▶ [SHORT TASK] Rewrite the items below, replacing each "twist fastener" with "turn button" and changing nothing else. Omit the pictures from your answer.

===== EXTRACTED MATERIAL =====

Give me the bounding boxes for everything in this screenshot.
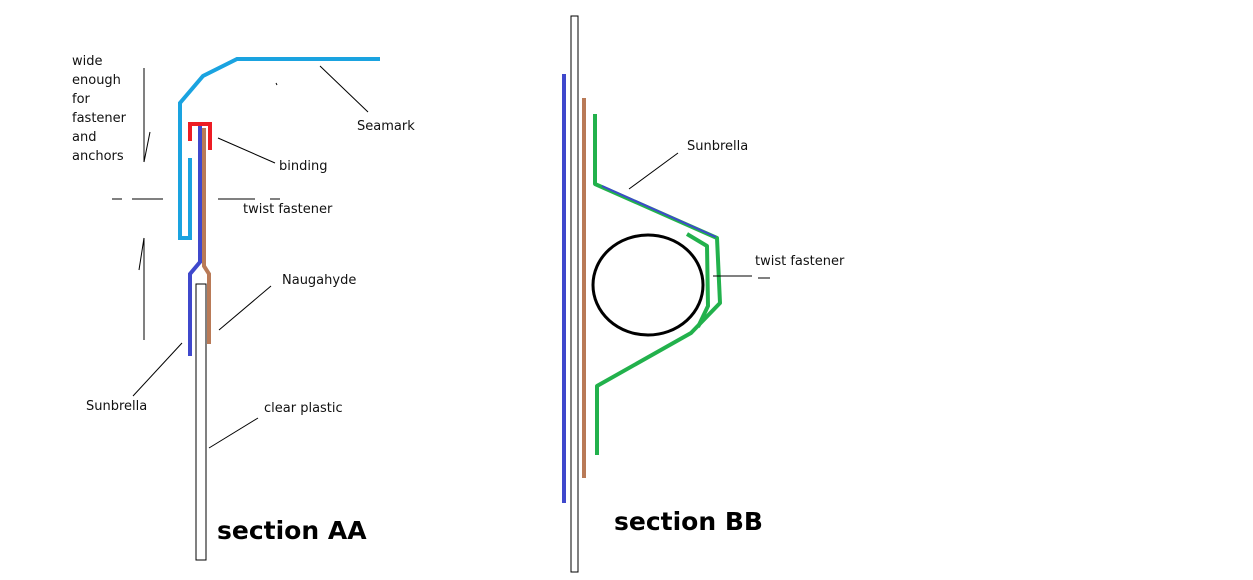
clear-plastic-strip	[195, 283, 207, 561]
clear-plastic-strip-bb	[570, 15, 579, 573]
wide-note-line: enough	[72, 73, 121, 88]
wide-note-line: fastener	[72, 111, 126, 126]
leader-clear-plastic	[208, 417, 259, 449]
label-sunbrella-aa: Sunbrella	[86, 399, 148, 414]
leader-binding	[217, 137, 276, 164]
wide-note-line: for	[72, 92, 90, 107]
label-binding: binding	[279, 159, 328, 174]
section-aa-drawing	[112, 57, 380, 561]
label-naugahyde: Naugahyde	[282, 273, 357, 288]
label-twist-fastener-aa: twist fastener	[243, 202, 333, 217]
leader-naugahyde	[218, 285, 272, 331]
sunbrella-bb-wrap	[593, 114, 722, 455]
wide-enough-note: wide enough for fastener and anchors	[72, 52, 142, 166]
binding-aa	[188, 122, 212, 150]
stray-mark	[275, 82, 278, 86]
section-bb-drawing	[562, 15, 770, 573]
sunbrella-bb-blue-edge	[601, 185, 717, 238]
label-seamark: Seamark	[357, 119, 415, 134]
wide-note-line: and	[72, 130, 97, 145]
seamark-cover	[178, 57, 380, 240]
twist-fastener-circle	[591, 233, 705, 337]
sunbrella-aa	[188, 126, 202, 356]
section-bb-title: section BB	[614, 507, 763, 536]
label-twist-fastener-bb: twist fastener	[755, 254, 845, 269]
naugahyde-aa	[202, 128, 211, 344]
wide-note-line: wide	[72, 54, 103, 69]
dimension-arrow-bottom	[138, 237, 145, 271]
label-clear-plastic: clear plastic	[264, 401, 343, 416]
dimension-arrow-top	[143, 131, 151, 163]
section-aa-title: section AA	[217, 516, 367, 545]
sunbrella-bb-flap	[685, 232, 710, 328]
wide-note-line: anchors	[72, 149, 124, 164]
leader-sunbrella-bb	[628, 152, 679, 190]
leader-sunbrella-aa	[132, 342, 183, 397]
label-sunbrella-bb: Sunbrella	[687, 139, 749, 154]
leader-seamark	[319, 65, 369, 113]
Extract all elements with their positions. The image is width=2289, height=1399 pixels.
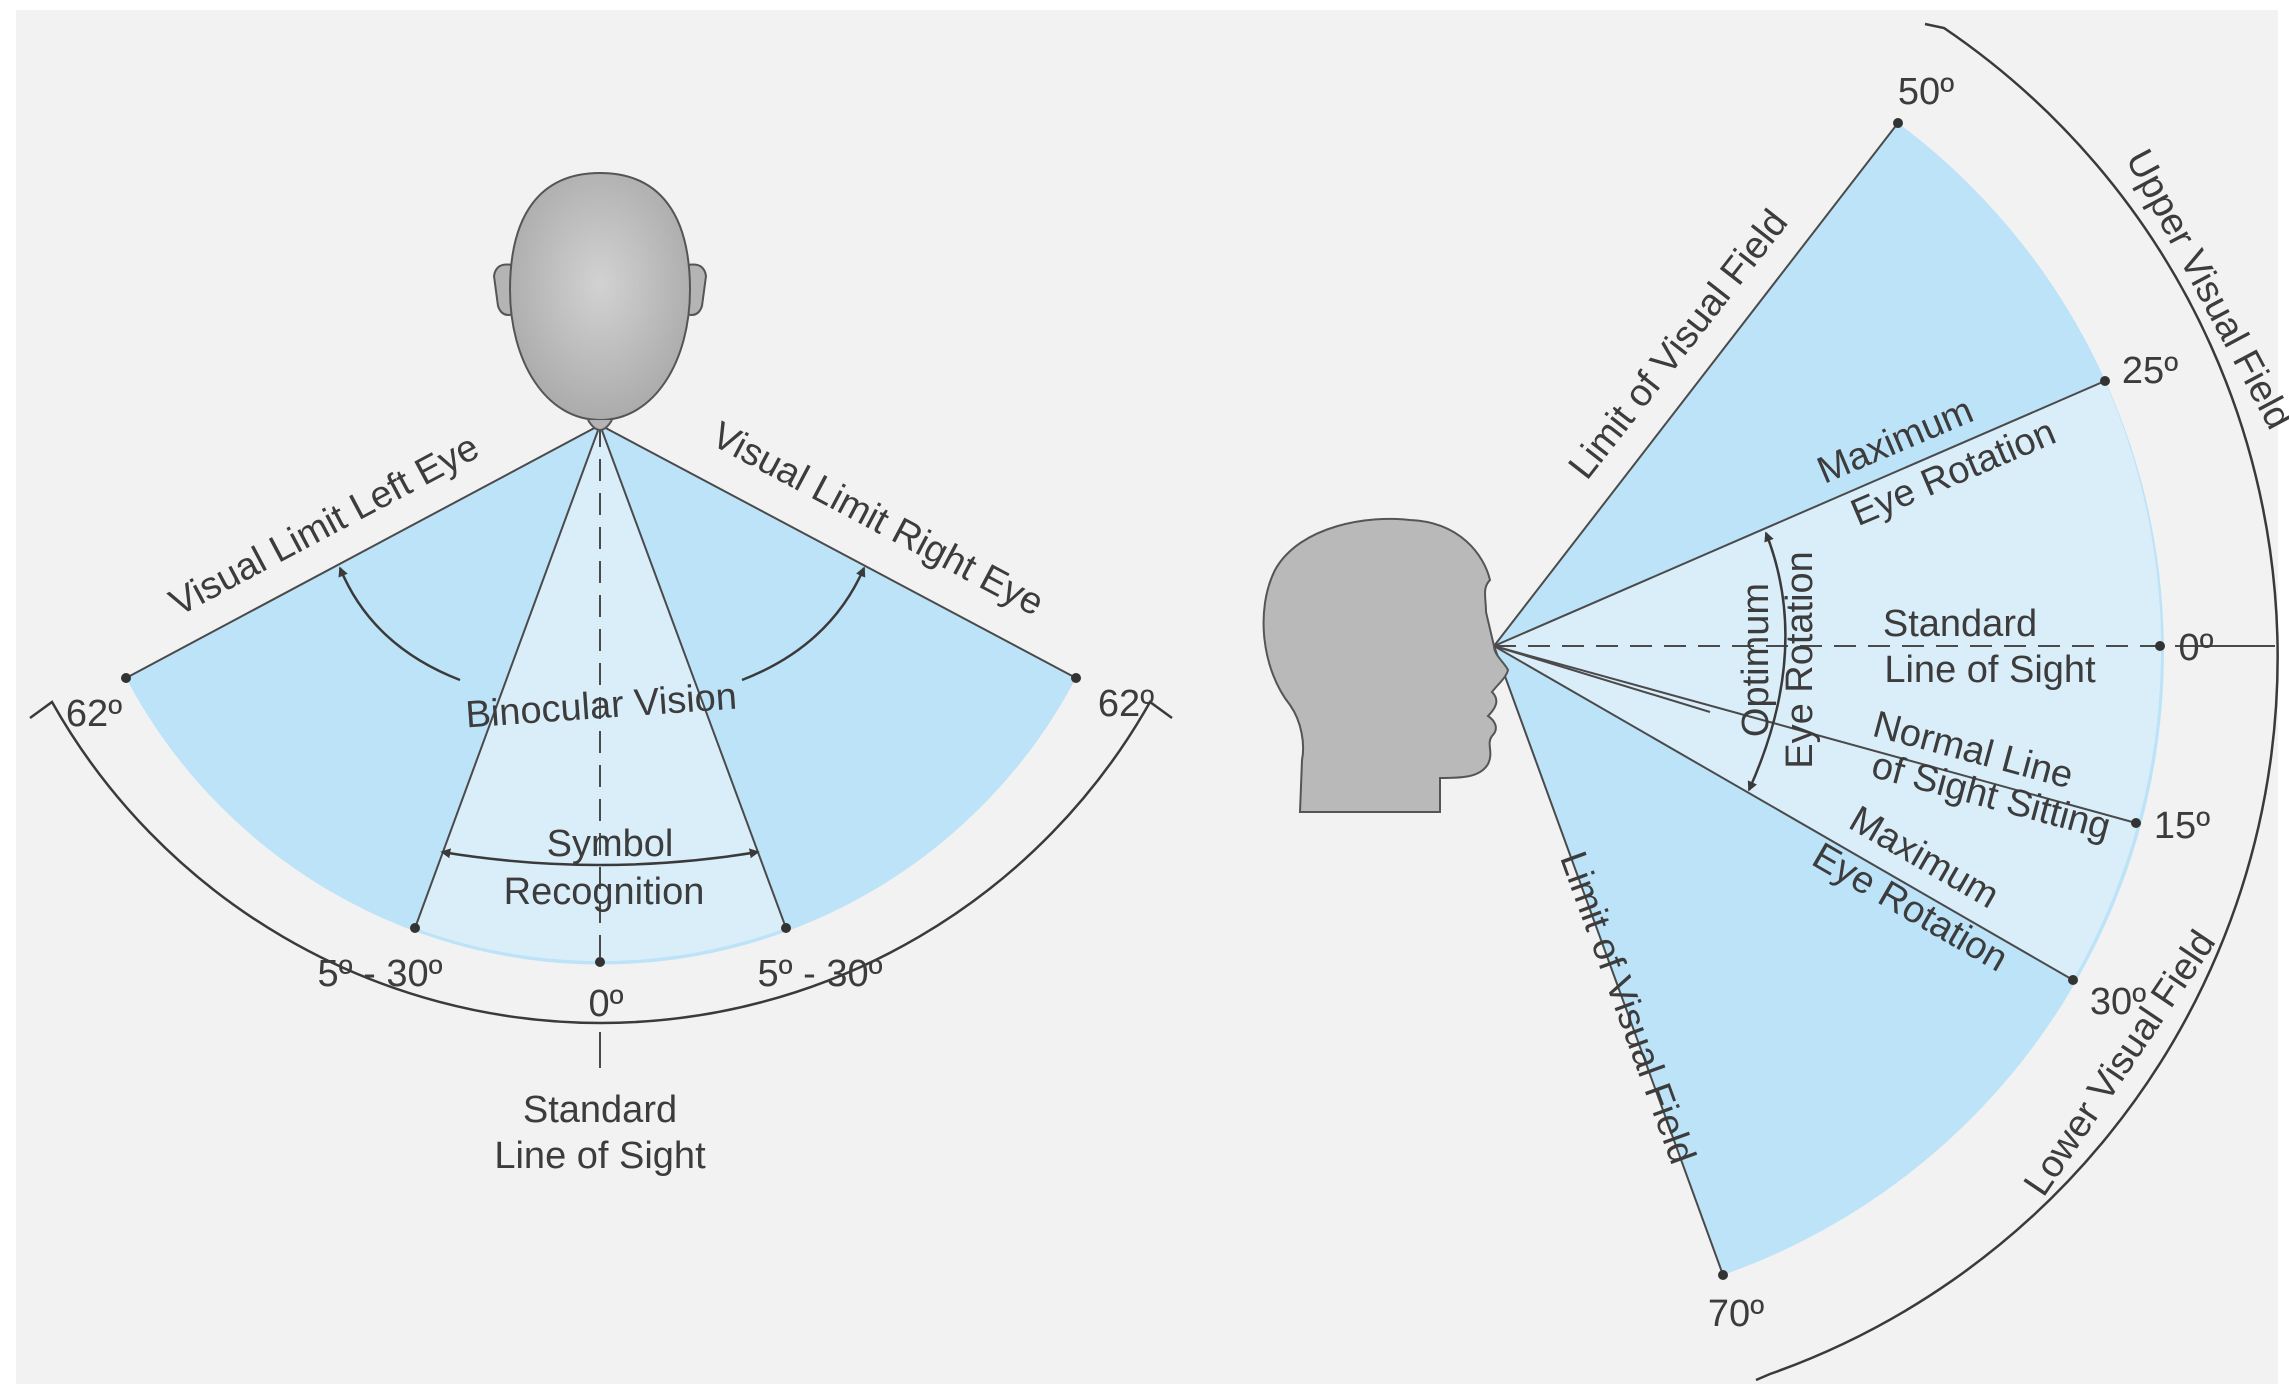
label-angle-50: 50º <box>1898 71 1954 113</box>
lower-limit-line <box>1493 645 1724 1276</box>
label-angle-62-left: 62º <box>66 693 122 735</box>
label-angle-15: 15º <box>2154 805 2210 847</box>
right-eye-limit-line <box>599 424 1077 679</box>
head-side-view-icon <box>1262 517 1510 813</box>
symbol-right-line <box>599 424 787 929</box>
dot-15 <box>2131 818 2141 828</box>
label-angle-0-center: 0º <box>588 983 623 1025</box>
label-angle-70: 70º <box>1708 1293 1764 1335</box>
dot-inner-left <box>410 923 420 933</box>
label-angle-25: 25º <box>2122 350 2178 392</box>
side-view-diagram: Limit of Visual Field Maximum Eye Rotati… <box>1262 22 2289 1382</box>
label-line-of-sight: Line of Sight <box>494 1135 706 1177</box>
top-view-outer-arc <box>29 700 1173 1025</box>
label-standard: Standard <box>523 1089 677 1131</box>
dot-25 <box>2100 376 2110 386</box>
label-symbol: Symbol <box>547 823 674 865</box>
symbol-recognition-region <box>415 425 786 962</box>
label-angle-5-30-left: 5º - 30º <box>318 953 443 995</box>
upper-max-rotation-line <box>1493 380 2106 647</box>
label-line-of-sight-side: Line of Sight <box>1884 649 2096 691</box>
head-top-view-icon <box>492 171 708 431</box>
dot-50 <box>1893 118 1903 128</box>
dot-right-62 <box>1071 673 1081 683</box>
dot-inner-right <box>781 923 791 933</box>
label-angle-0-side: 0º <box>2178 627 2213 669</box>
label-angle-5-30-right: 5º - 30º <box>758 953 883 995</box>
dot-30 <box>2068 975 2078 985</box>
dot-center <box>595 957 605 967</box>
upper-limit-line <box>1493 122 1899 647</box>
label-angle-62-right: 62º <box>1098 683 1154 725</box>
label-optimum-eye-rotation: Eye Rotation <box>1779 551 1821 769</box>
dot-70 <box>1718 1270 1728 1280</box>
dot-0 <box>2155 641 2165 651</box>
optimum-rotation-arrow <box>1747 531 1787 792</box>
lower-max-rotation-line <box>1493 645 2074 981</box>
binocular-arrow-right <box>741 566 866 682</box>
binocular-arrow-left <box>338 566 461 682</box>
left-eye-limit-line <box>125 424 601 679</box>
label-angle-30: 30º <box>2090 981 2146 1023</box>
label-standard-side: Standard <box>1883 603 2037 645</box>
symbol-recognition-arrow <box>440 848 760 867</box>
symbol-left-line <box>414 424 601 929</box>
optimum-short-line <box>1493 645 1711 713</box>
normal-sitting-line <box>1493 645 2137 824</box>
label-optimum: Optimum <box>1735 583 1777 737</box>
label-recognition: Recognition <box>504 871 705 913</box>
dot-left-62 <box>121 673 131 683</box>
side-view-outer-arc <box>1755 22 2279 1382</box>
eye-rotation-region <box>1494 381 2162 980</box>
top-view-diagram: Visual Limit Left Eye Visual Limit Right… <box>29 171 1173 1177</box>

=====

▶ [RESPONSE TO THIS EXERCISE]
Give me the bounding boxes for everything in this screenshot.
clear-plastic-strip	[195, 283, 207, 561]
clear-plastic-strip-bb	[570, 15, 579, 573]
wide-note-line: enough	[72, 73, 121, 88]
wide-note-line: fastener	[72, 111, 126, 126]
leader-clear-plastic	[208, 417, 259, 449]
label-sunbrella-aa: Sunbrella	[86, 399, 148, 414]
leader-binding	[217, 137, 276, 164]
wide-note-line: for	[72, 92, 90, 107]
label-binding: binding	[279, 159, 328, 174]
section-aa-drawing	[112, 57, 380, 561]
label-naugahyde: Naugahyde	[282, 273, 357, 288]
label-twist-fastener-aa: turn button	[243, 202, 333, 217]
leader-naugahyde	[218, 285, 272, 331]
sunbrella-bb-wrap	[593, 114, 722, 455]
wide-enough-note: wide enough for fastener and anchors	[72, 52, 142, 166]
binding-aa	[188, 122, 212, 150]
stray-mark	[275, 82, 278, 86]
section-bb-drawing	[562, 15, 770, 573]
sunbrella-bb-blue-edge	[601, 185, 717, 238]
label-seamark: Seamark	[357, 119, 415, 134]
wide-note-line: and	[72, 130, 97, 145]
seamark-cover	[178, 57, 380, 240]
twist-fastener-circle	[591, 233, 705, 337]
sunbrella-aa	[188, 126, 202, 356]
section-bb-title: section BB	[614, 507, 763, 536]
label-twist-fastener-bb: turn button	[755, 254, 845, 269]
naugahyde-aa	[202, 128, 211, 344]
wide-note-line: wide	[72, 54, 103, 69]
dimension-arrow-bottom	[138, 237, 145, 271]
label-clear-plastic: clear plastic	[264, 401, 343, 416]
dimension-arrow-top	[143, 131, 151, 163]
section-aa-title: section AA	[217, 516, 367, 545]
sunbrella-bb-flap	[685, 232, 710, 328]
wide-note-line: anchors	[72, 149, 124, 164]
leader-sunbrella-bb	[628, 152, 679, 190]
leader-sunbrella-aa	[132, 342, 183, 397]
label-sunbrella-bb: Sunbrella	[687, 139, 749, 154]
leader-seamark	[319, 65, 369, 113]
Extract all elements with their positions. The image is width=2289, height=1399 pixels.
label-angle-50: 50º <box>1898 71 1954 113</box>
lower-limit-line <box>1493 645 1724 1276</box>
label-angle-62-left: 62º <box>66 693 122 735</box>
label-angle-15: 15º <box>2154 805 2210 847</box>
right-eye-limit-line <box>599 424 1077 679</box>
head-side-view-icon <box>1262 517 1510 813</box>
symbol-right-line <box>599 424 787 929</box>
dot-15 <box>2131 818 2141 828</box>
label-angle-0-center: 0º <box>588 983 623 1025</box>
label-angle-70: 70º <box>1708 1293 1764 1335</box>
dot-inner-left <box>410 923 420 933</box>
label-angle-25: 25º <box>2122 350 2178 392</box>
side-view-diagram: Limit of Visual Field Maximum Eye Rotati… <box>1262 22 2289 1382</box>
label-line-of-sight: Line of Sight <box>494 1135 706 1177</box>
top-view-outer-arc <box>29 700 1173 1025</box>
label-standard: Standard <box>523 1089 677 1131</box>
dot-25 <box>2100 376 2110 386</box>
label-symbol: Symbol <box>547 823 674 865</box>
symbol-recognition-region <box>415 425 786 962</box>
label-angle-5-30-left: 5º - 30º <box>318 953 443 995</box>
upper-max-rotation-line <box>1493 380 2106 647</box>
label-line-of-sight-side: Line of Sight <box>1884 649 2096 691</box>
head-top-view-icon <box>492 171 708 431</box>
dot-50 <box>1893 118 1903 128</box>
dot-right-62 <box>1071 673 1081 683</box>
dot-inner-right <box>781 923 791 933</box>
label-angle-0-side: 0º <box>2178 627 2213 669</box>
label-angle-5-30-right: 5º - 30º <box>758 953 883 995</box>
dot-30 <box>2068 975 2078 985</box>
dot-center <box>595 957 605 967</box>
upper-limit-line <box>1493 122 1899 647</box>
label-angle-62-right: 62º <box>1098 683 1154 725</box>
label-optimum-eye-rotation: Eye Rotation <box>1779 551 1821 769</box>
dot-70 <box>1718 1270 1728 1280</box>
dot-0 <box>2155 641 2165 651</box>
optimum-rotation-arrow <box>1747 531 1787 792</box>
lower-max-rotation-line <box>1493 645 2074 981</box>
binocular-arrow-right <box>741 566 866 682</box>
binocular-arrow-left <box>338 566 461 682</box>
left-eye-limit-line <box>125 424 601 679</box>
label-angle-30: 30º <box>2090 981 2146 1023</box>
label-standard-side: Standard <box>1883 603 2037 645</box>
symbol-recognition-arrow <box>440 848 760 867</box>
symbol-left-line <box>414 424 601 929</box>
optimum-short-line <box>1493 645 1711 713</box>
normal-sitting-line <box>1493 645 2137 824</box>
label-optimum: Optimum <box>1735 583 1777 737</box>
label-recognition: Recognition <box>504 871 705 913</box>
dot-left-62 <box>121 673 131 683</box>
side-view-outer-arc <box>1755 22 2279 1382</box>
eye-rotation-region <box>1494 381 2162 980</box>
top-view-diagram: Visual Limit Left Eye Visual Limit Right… <box>29 171 1173 1177</box>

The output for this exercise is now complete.